## EXERCISE INSTRUCTIONS
In the data below, find every line with the string "Windows" and pull it out.

## DATASET EXCERPTS
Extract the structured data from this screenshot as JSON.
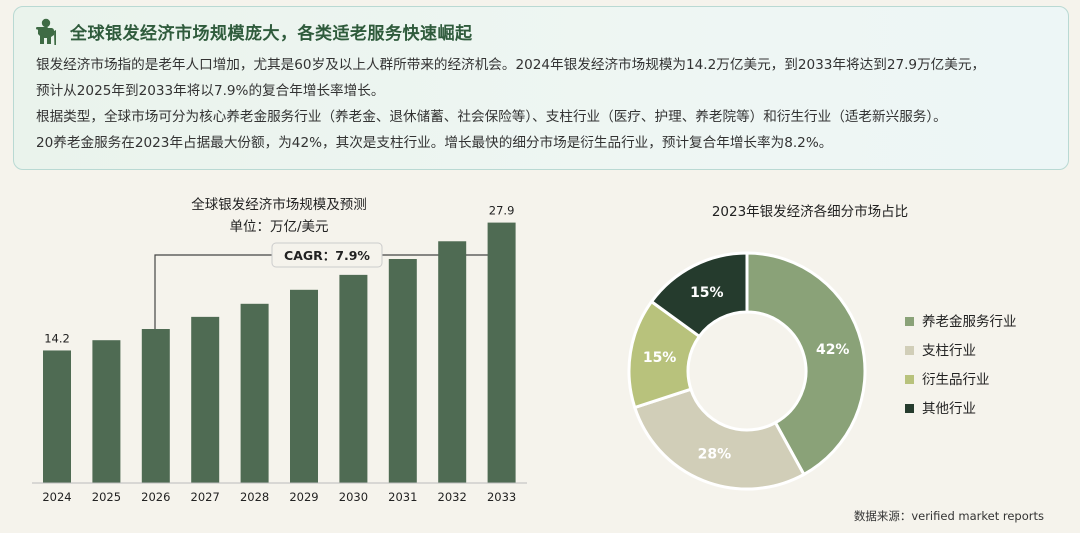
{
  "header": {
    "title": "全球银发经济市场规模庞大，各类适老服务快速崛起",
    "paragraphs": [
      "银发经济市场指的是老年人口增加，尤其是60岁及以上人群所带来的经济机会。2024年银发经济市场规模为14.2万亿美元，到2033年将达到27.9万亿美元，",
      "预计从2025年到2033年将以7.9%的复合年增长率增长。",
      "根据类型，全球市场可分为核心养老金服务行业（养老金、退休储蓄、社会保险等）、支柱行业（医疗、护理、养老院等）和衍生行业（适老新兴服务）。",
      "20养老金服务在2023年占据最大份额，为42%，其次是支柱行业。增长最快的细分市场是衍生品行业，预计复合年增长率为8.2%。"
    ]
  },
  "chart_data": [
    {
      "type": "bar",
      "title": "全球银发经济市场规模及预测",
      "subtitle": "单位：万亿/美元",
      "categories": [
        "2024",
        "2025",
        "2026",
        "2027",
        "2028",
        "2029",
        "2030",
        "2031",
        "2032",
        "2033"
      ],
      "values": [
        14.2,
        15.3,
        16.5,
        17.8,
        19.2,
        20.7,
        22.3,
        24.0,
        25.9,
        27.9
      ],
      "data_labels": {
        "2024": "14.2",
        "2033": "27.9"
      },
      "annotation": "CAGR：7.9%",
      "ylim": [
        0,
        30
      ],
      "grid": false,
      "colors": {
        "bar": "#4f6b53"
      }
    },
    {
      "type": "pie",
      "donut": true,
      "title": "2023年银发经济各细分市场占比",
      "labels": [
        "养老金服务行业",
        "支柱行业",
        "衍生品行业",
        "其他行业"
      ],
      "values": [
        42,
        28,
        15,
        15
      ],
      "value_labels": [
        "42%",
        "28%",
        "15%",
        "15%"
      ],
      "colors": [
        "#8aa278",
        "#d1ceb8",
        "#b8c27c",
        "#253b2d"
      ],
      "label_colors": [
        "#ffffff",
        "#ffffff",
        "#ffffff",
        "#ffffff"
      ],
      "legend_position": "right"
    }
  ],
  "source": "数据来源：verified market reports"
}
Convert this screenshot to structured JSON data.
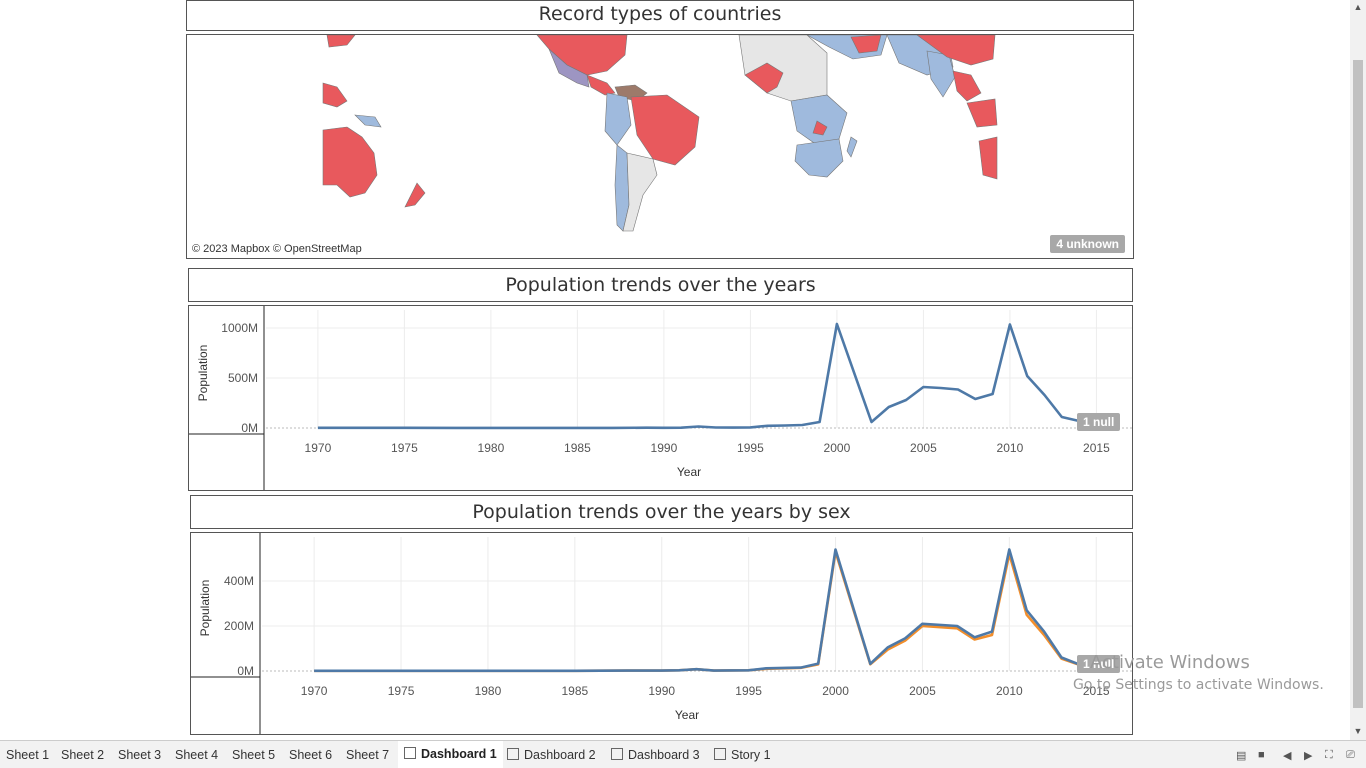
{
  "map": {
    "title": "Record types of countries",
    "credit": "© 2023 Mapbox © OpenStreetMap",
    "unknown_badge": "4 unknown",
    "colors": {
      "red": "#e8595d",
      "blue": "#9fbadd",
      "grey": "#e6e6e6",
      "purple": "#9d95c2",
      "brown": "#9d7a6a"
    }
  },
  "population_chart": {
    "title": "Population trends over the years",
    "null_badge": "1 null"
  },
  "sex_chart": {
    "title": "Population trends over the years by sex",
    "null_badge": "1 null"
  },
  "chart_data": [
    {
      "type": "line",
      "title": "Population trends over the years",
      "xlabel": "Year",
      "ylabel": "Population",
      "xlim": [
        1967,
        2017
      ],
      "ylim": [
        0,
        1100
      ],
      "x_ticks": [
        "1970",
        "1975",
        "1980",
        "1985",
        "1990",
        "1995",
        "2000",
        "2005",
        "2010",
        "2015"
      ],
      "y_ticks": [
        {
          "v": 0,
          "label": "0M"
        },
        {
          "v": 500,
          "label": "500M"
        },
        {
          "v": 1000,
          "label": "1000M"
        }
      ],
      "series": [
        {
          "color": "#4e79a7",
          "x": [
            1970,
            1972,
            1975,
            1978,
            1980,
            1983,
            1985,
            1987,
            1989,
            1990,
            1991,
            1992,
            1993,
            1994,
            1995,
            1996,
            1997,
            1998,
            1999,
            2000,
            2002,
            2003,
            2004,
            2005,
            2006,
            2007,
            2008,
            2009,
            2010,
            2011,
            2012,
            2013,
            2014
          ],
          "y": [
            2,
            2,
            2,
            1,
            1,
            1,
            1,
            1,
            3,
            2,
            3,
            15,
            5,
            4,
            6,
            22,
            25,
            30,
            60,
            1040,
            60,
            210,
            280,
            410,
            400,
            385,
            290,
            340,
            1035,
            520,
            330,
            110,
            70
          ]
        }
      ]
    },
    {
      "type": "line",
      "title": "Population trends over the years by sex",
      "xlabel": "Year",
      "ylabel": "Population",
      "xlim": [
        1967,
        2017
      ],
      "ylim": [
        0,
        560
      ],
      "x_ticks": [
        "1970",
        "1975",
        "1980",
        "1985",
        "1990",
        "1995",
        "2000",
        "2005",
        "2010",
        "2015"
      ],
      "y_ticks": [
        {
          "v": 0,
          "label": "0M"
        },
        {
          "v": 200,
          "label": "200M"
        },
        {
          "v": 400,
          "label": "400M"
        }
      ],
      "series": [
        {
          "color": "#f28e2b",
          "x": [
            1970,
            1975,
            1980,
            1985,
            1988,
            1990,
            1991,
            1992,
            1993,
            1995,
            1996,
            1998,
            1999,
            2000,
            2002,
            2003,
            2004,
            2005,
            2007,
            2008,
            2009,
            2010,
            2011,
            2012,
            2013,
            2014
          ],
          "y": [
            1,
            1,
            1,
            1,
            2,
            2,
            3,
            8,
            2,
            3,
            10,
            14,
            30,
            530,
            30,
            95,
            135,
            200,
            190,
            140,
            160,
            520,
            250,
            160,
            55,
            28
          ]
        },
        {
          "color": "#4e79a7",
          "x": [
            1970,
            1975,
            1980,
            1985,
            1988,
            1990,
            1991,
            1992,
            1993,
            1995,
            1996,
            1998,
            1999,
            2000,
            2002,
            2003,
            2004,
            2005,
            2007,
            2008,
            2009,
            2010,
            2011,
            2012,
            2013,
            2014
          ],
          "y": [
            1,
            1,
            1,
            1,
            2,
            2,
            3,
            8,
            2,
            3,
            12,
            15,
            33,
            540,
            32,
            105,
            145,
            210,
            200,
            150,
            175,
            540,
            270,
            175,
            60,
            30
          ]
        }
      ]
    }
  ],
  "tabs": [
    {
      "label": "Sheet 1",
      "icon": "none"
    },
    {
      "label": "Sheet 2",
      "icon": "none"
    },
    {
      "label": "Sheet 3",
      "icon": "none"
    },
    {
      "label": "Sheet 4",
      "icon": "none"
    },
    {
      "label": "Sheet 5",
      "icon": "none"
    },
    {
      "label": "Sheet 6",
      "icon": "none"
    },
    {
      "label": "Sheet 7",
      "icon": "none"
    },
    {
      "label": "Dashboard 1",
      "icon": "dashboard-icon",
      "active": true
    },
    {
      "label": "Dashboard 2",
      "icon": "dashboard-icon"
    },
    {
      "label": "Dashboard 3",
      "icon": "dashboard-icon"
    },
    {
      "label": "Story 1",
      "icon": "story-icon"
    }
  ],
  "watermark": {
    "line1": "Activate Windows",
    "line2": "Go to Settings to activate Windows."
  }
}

## ANSWER IN FULL
    "line1": "Activate Windows",
    "line2": "Go to Settings to activate Windows."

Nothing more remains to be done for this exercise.